■ STATED TASK ■
Return each line holding the string "grid".

-------- DATASET EXTRACT --------

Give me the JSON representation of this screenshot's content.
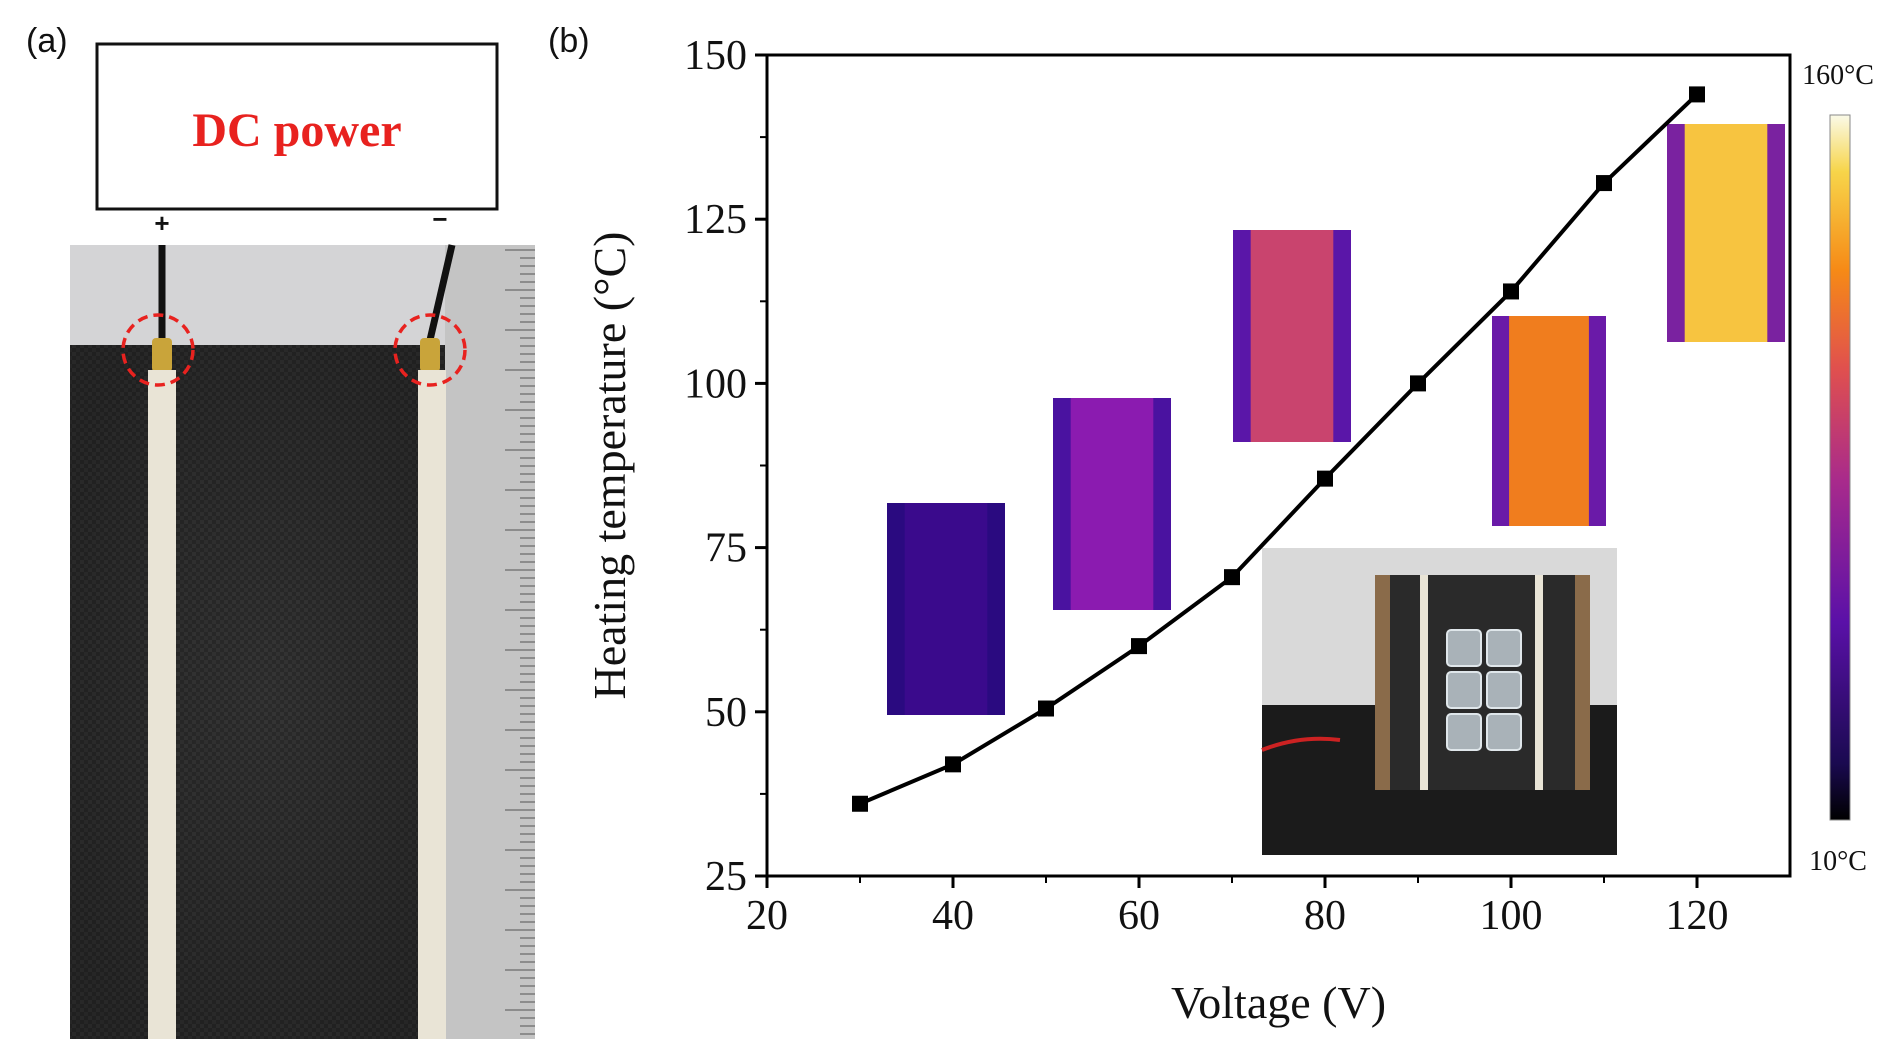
{
  "panel_a": {
    "label": "(a)",
    "power_label": "DC power",
    "plus_sign": "+",
    "minus_sign": "−"
  },
  "panel_b": {
    "label": "(b)"
  },
  "colorbar": {
    "max_label": "160°C",
    "min_label": "10°C"
  },
  "chart_data": {
    "type": "line",
    "title": "",
    "xlabel": "Voltage (V)",
    "ylabel": "Heating temperature (°C)",
    "xlim": [
      20,
      130
    ],
    "ylim": [
      25,
      150
    ],
    "xticks": [
      20,
      40,
      60,
      80,
      100,
      120
    ],
    "yticks": [
      25,
      50,
      75,
      100,
      125,
      150
    ],
    "marker": "square",
    "line_color": "#000000",
    "grid": false,
    "series": [
      {
        "x": [
          30,
          40,
          50,
          60,
          70,
          80,
          90,
          100,
          110,
          120
        ],
        "y": [
          36,
          42,
          50.5,
          60,
          70.5,
          85.5,
          100,
          114,
          130.5,
          144
        ]
      }
    ]
  },
  "thermal_insets": [
    {
      "id": "thermal-30v",
      "core": "#3a0a8c",
      "edge": "#2a0a80"
    },
    {
      "id": "thermal-50v",
      "core": "#8b1bb0",
      "edge": "#4a12a0"
    },
    {
      "id": "thermal-70v",
      "core": "#c9446e",
      "edge": "#5a16a8"
    },
    {
      "id": "thermal-90v",
      "core": "#f07d1e",
      "edge": "#6a1aa8"
    },
    {
      "id": "thermal-120v",
      "core": "#f7c440",
      "edge": "#7a22a0"
    }
  ],
  "colors": {
    "accent_red": "#e8221f",
    "fabric": "#2c2c2c",
    "electrode_strip": "#e9e4d6",
    "ruler": "#c7c7c7"
  }
}
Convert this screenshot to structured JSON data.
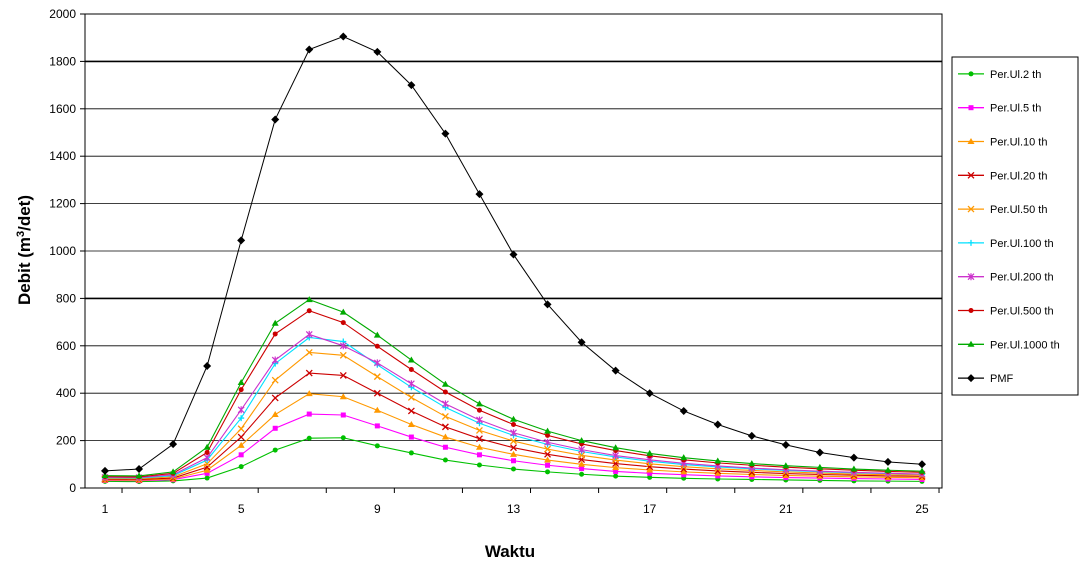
{
  "chart_data": {
    "type": "line",
    "title": "",
    "xlabel": "Waktu",
    "ylabel": {
      "prefix": "Debit (m",
      "sup": "3",
      "suffix": "/det)"
    },
    "x": [
      1,
      2,
      3,
      4,
      5,
      6,
      7,
      8,
      9,
      10,
      11,
      12,
      13,
      14,
      15,
      16,
      17,
      18,
      19,
      20,
      21,
      22,
      23,
      24,
      25
    ],
    "x_ticks": [
      1,
      5,
      9,
      13,
      17,
      21,
      25
    ],
    "ylim": [
      0,
      2000
    ],
    "y_ticks": [
      0,
      200,
      400,
      600,
      800,
      1000,
      1200,
      1400,
      1600,
      1800,
      2000
    ],
    "grid": "horizontal",
    "legend_position": "right",
    "series": [
      {
        "name": "Per.Ul.2 th",
        "color": "#00c000",
        "marker": "dot",
        "values": [
          28,
          27,
          30,
          42,
          90,
          160,
          210,
          212,
          178,
          148,
          118,
          97,
          80,
          68,
          58,
          50,
          45,
          41,
          38,
          36,
          34,
          32,
          30,
          29,
          28
        ]
      },
      {
        "name": "Per.Ul.5 th",
        "color": "#ff00ff",
        "marker": "square",
        "values": [
          32,
          31,
          35,
          62,
          140,
          252,
          312,
          308,
          262,
          215,
          172,
          140,
          115,
          96,
          82,
          70,
          62,
          56,
          51,
          47,
          44,
          42,
          40,
          38,
          36
        ]
      },
      {
        "name": "Per.Ul.10 th",
        "color": "#ff9900",
        "marker": "triangle",
        "values": [
          34,
          33,
          38,
          75,
          180,
          310,
          398,
          385,
          328,
          268,
          215,
          172,
          142,
          118,
          100,
          86,
          76,
          68,
          62,
          57,
          53,
          50,
          47,
          45,
          43
        ]
      },
      {
        "name": "Per.Ul.20 th",
        "color": "#cc0000",
        "marker": "x",
        "values": [
          37,
          36,
          42,
          88,
          215,
          380,
          485,
          475,
          400,
          325,
          258,
          208,
          170,
          142,
          120,
          103,
          90,
          80,
          72,
          66,
          61,
          57,
          54,
          51,
          49
        ]
      },
      {
        "name": "Per.Ul.50 th",
        "color": "#ff9900",
        "marker": "x",
        "values": [
          40,
          39,
          47,
          102,
          250,
          455,
          572,
          560,
          470,
          382,
          302,
          243,
          198,
          164,
          138,
          118,
          102,
          90,
          81,
          74,
          68,
          63,
          59,
          56,
          54
        ]
      },
      {
        "name": "Per.Ul.100 th",
        "color": "#00e0ff",
        "marker": "plus",
        "values": [
          43,
          42,
          52,
          118,
          295,
          525,
          635,
          618,
          520,
          425,
          340,
          273,
          222,
          184,
          154,
          131,
          113,
          99,
          89,
          81,
          74,
          69,
          64,
          61,
          58
        ]
      },
      {
        "name": "Per.Ul.200 th",
        "color": "#cc33cc",
        "marker": "star",
        "values": [
          45,
          44,
          56,
          128,
          330,
          540,
          648,
          600,
          528,
          440,
          355,
          287,
          233,
          193,
          162,
          137,
          119,
          104,
          93,
          84,
          77,
          71,
          66,
          62,
          59
        ]
      },
      {
        "name": "Per.Ul.500 th",
        "color": "#cc0000",
        "marker": "dot",
        "values": [
          48,
          47,
          62,
          150,
          415,
          650,
          748,
          698,
          598,
          500,
          405,
          328,
          268,
          222,
          186,
          158,
          136,
          119,
          106,
          96,
          88,
          81,
          75,
          70,
          66
        ]
      },
      {
        "name": "Per.Ul.1000 th",
        "color": "#00aa00",
        "marker": "triangle",
        "values": [
          52,
          51,
          68,
          172,
          445,
          695,
          795,
          742,
          645,
          540,
          438,
          355,
          290,
          240,
          200,
          170,
          146,
          128,
          114,
          103,
          94,
          87,
          80,
          75,
          71
        ]
      },
      {
        "name": "PMF",
        "color": "#000000",
        "marker": "diamond",
        "values": [
          72,
          80,
          185,
          515,
          1045,
          1555,
          1850,
          1905,
          1840,
          1700,
          1495,
          1240,
          985,
          775,
          615,
          495,
          400,
          325,
          268,
          220,
          182,
          150,
          128,
          110,
          100
        ]
      }
    ]
  }
}
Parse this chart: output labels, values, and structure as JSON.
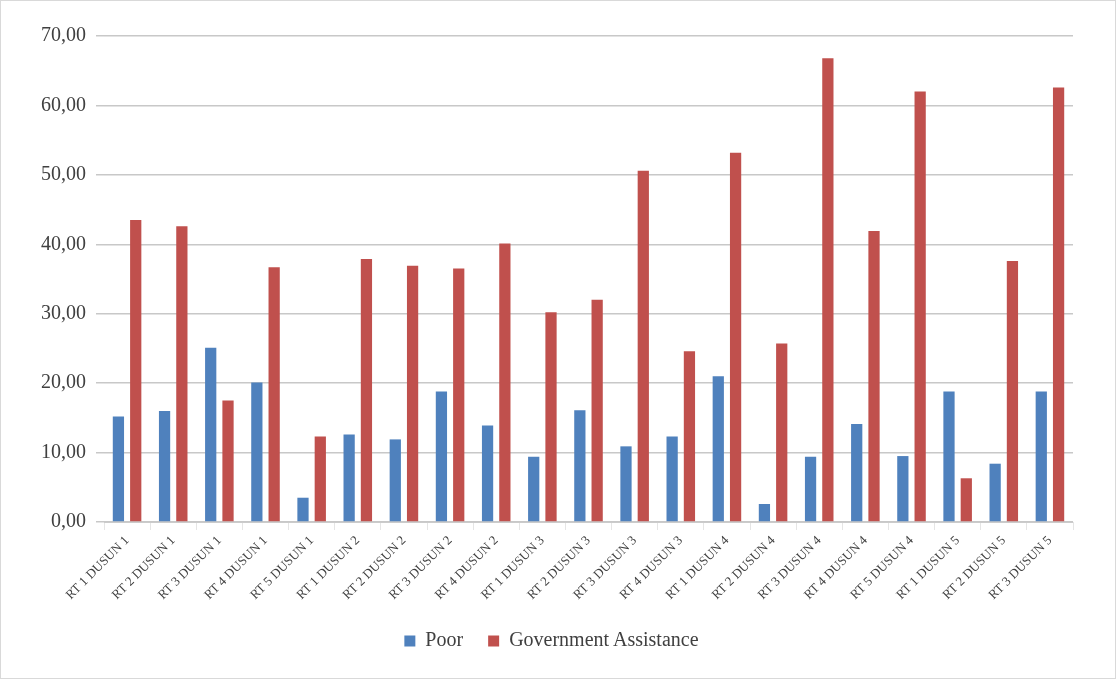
{
  "chart_data": {
    "type": "bar",
    "categories": [
      "RT 1 DUSUN 1",
      "RT 2 DUSUN 1",
      "RT 3 DUSUN 1",
      "RT 4 DUSUN 1",
      "RT 5 DUSUN 1",
      "RT 1 DUSUN 2",
      "RT 2 DUSUN 2",
      "RT 3 DUSUN 2",
      "RT 4 DUSUN 2",
      "RT 1 DUSUN 3",
      "RT 2 DUSUN 3",
      "RT 3 DUSUN 3",
      "RT 4 DUSUN 3",
      "RT 1 DUSUN 4",
      "RT 2 DUSUN 4",
      "RT 3 DUSUN 4",
      "RT 4 DUSUN 4",
      "RT 5 DUSUN 4",
      "RT 1 DUSUN 5",
      "RT 2 DUSUN 5",
      "RT 3 DUSUN 5"
    ],
    "series": [
      {
        "name": "Poor",
        "color": "#4f81bd",
        "values": [
          15.2,
          16,
          25.1,
          20.1,
          3.5,
          12.6,
          11.9,
          18.8,
          13.9,
          9.4,
          16.1,
          10.9,
          12.3,
          21,
          2.6,
          9.4,
          14.1,
          9.5,
          18.8,
          8.4,
          18.8
        ]
      },
      {
        "name": "Government Assistance",
        "color": "#c0504d",
        "values": [
          43.5,
          42.6,
          17.5,
          36.7,
          12.3,
          37.9,
          36.9,
          36.5,
          40.1,
          30.2,
          32,
          50.6,
          24.6,
          53.2,
          25.7,
          66.8,
          41.9,
          62,
          6.3,
          37.6,
          62.6
        ]
      }
    ],
    "ylim": [
      0,
      70
    ],
    "yticks": [
      {
        "value": 0,
        "label": "0,00"
      },
      {
        "value": 10,
        "label": "10,00"
      },
      {
        "value": 20,
        "label": "20,00"
      },
      {
        "value": 30,
        "label": "30,00"
      },
      {
        "value": 40,
        "label": "40,00"
      },
      {
        "value": 50,
        "label": "50,00"
      },
      {
        "value": 60,
        "label": "60,00"
      },
      {
        "value": 70,
        "label": "70,00"
      }
    ],
    "grid": true,
    "legend": "bottom"
  }
}
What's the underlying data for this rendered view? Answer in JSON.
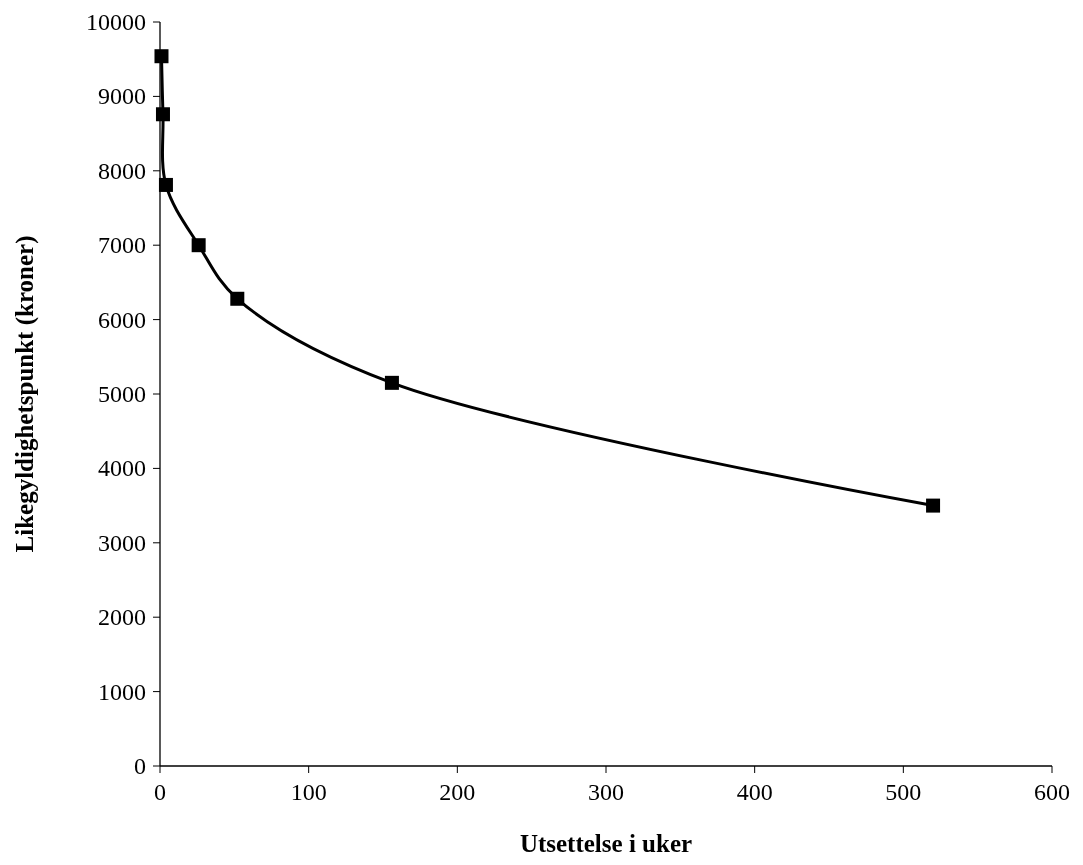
{
  "chart_data": {
    "type": "line",
    "xlabel": "Utsettelse i uker",
    "ylabel": "Likegyldighetspunkt (kroner)",
    "x": [
      1,
      2,
      4,
      26,
      52,
      156,
      520
    ],
    "series": [
      {
        "color": "#000000",
        "values": [
          9540,
          8760,
          7810,
          7000,
          6280,
          5150,
          3500
        ]
      }
    ],
    "xlim": [
      0,
      600
    ],
    "xticks": [
      0,
      100,
      200,
      300,
      400,
      500,
      600
    ],
    "ylim": [
      0,
      10000
    ],
    "yticks": [
      0,
      1000,
      2000,
      3000,
      4000,
      5000,
      6000,
      7000,
      8000,
      9000,
      10000
    ],
    "grid": false,
    "marker": "square",
    "line_style": "solid"
  }
}
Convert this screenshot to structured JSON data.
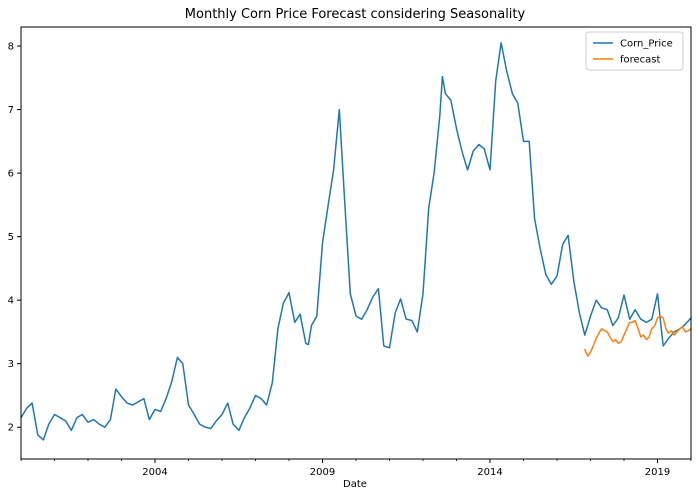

--------

■ WRITTEN RESPONSE ■
    "grid": false,
    "grid": "horizontal",
    "grid": true,
    "grid": false,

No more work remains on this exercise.